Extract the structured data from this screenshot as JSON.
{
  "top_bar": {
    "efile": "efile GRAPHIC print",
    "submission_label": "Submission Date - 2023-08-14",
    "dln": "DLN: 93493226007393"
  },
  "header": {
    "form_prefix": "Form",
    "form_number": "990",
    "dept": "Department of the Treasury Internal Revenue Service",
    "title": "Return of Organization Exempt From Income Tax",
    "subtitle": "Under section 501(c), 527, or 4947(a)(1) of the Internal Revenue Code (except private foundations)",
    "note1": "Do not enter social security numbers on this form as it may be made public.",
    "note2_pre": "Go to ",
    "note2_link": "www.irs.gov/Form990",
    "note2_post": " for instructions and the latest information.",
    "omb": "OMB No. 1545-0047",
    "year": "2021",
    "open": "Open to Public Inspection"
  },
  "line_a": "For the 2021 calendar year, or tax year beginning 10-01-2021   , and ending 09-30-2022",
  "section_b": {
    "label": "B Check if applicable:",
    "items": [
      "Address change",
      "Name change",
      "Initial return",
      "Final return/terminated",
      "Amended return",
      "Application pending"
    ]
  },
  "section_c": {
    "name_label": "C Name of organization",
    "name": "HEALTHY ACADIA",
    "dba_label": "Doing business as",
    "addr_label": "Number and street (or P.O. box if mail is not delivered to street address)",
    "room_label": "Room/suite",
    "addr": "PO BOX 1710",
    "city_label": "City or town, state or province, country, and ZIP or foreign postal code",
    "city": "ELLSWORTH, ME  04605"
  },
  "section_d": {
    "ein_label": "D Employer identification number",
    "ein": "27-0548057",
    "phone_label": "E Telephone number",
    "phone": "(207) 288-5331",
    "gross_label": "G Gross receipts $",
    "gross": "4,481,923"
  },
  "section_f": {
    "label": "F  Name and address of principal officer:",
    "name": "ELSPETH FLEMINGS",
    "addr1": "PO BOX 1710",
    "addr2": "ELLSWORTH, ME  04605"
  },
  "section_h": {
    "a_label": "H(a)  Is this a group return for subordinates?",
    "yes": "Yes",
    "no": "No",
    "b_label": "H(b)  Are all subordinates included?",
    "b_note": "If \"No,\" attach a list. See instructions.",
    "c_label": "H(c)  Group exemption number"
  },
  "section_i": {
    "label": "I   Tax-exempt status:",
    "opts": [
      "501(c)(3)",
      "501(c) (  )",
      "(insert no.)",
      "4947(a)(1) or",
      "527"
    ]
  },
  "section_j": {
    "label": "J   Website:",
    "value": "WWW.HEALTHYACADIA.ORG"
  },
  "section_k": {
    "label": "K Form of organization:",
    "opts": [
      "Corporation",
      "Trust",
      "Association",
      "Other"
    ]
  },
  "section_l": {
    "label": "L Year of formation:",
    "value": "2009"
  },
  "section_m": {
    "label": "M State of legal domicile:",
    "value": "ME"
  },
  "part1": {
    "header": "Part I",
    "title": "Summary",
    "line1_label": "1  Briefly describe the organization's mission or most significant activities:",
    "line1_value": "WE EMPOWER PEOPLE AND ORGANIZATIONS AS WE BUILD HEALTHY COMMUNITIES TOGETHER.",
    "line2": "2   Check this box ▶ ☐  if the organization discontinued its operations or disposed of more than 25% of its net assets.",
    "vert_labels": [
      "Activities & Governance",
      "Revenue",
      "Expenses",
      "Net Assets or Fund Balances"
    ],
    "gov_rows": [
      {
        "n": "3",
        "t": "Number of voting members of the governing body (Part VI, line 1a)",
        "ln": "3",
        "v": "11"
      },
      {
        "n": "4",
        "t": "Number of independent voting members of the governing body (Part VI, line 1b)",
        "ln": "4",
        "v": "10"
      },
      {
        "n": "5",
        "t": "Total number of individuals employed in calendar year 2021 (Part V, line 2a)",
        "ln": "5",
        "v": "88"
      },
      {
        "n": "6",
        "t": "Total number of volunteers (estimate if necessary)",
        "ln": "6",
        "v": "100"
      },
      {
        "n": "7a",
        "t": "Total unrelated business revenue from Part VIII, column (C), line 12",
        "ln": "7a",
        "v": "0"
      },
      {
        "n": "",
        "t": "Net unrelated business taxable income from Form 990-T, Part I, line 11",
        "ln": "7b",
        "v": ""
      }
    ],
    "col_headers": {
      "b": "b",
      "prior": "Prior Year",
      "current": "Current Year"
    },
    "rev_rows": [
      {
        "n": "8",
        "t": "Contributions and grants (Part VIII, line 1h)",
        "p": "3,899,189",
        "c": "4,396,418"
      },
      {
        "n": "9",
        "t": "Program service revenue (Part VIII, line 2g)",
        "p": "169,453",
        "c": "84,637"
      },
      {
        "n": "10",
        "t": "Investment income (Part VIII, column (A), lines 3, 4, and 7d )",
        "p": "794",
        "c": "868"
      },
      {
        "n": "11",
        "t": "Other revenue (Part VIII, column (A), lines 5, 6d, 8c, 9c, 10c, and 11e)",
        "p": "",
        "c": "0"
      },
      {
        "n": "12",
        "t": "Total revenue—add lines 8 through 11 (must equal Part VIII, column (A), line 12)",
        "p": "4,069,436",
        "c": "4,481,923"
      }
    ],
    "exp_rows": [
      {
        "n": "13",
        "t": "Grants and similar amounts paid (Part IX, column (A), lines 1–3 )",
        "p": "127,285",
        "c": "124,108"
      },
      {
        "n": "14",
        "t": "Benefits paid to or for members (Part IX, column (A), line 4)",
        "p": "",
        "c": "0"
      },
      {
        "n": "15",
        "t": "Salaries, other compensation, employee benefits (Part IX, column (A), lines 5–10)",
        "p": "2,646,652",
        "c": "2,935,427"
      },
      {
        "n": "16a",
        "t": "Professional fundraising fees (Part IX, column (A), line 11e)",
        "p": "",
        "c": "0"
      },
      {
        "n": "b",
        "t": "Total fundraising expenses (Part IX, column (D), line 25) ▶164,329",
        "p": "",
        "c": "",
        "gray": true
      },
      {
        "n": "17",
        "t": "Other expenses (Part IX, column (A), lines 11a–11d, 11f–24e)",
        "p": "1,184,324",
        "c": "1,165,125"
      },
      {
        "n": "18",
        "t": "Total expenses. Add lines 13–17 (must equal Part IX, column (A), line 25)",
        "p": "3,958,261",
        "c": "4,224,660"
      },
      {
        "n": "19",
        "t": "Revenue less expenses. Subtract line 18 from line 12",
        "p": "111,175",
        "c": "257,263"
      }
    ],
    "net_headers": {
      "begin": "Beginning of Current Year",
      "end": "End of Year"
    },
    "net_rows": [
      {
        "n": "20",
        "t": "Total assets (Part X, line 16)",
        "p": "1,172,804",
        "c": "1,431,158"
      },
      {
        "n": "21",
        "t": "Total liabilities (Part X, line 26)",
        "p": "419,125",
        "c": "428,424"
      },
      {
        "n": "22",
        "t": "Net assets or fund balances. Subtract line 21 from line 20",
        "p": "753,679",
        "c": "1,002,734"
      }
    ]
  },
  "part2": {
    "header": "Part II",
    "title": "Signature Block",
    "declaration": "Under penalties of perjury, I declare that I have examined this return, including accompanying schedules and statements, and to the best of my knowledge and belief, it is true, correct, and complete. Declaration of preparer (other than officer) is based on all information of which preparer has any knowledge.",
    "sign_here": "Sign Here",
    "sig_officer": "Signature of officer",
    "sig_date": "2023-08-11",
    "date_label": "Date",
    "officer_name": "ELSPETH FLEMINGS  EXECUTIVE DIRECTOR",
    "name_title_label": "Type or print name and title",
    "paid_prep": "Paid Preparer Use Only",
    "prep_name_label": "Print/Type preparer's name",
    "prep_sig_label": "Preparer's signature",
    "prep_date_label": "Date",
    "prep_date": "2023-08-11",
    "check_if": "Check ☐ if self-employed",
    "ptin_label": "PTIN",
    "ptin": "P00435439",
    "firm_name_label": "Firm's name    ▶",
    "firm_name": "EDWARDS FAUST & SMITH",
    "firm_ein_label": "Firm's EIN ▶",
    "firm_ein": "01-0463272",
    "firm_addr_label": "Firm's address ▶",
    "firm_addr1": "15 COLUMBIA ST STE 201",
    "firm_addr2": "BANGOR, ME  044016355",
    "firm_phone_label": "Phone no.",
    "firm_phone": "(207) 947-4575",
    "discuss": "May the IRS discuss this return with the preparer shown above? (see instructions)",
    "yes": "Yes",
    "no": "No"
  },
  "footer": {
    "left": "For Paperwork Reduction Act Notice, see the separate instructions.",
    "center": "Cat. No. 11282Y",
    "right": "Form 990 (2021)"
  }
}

--- --- ---

■ WRITTEN INSTRUCTION ■
Show each line of the data that contains the string "ELSPETH".

■ SOLVED PROBLEM ■
    "name": "ELSPETH FLEMINGS",
    "officer_name": "ELSPETH FLEMINGS  EXECUTIVE DIRECTOR",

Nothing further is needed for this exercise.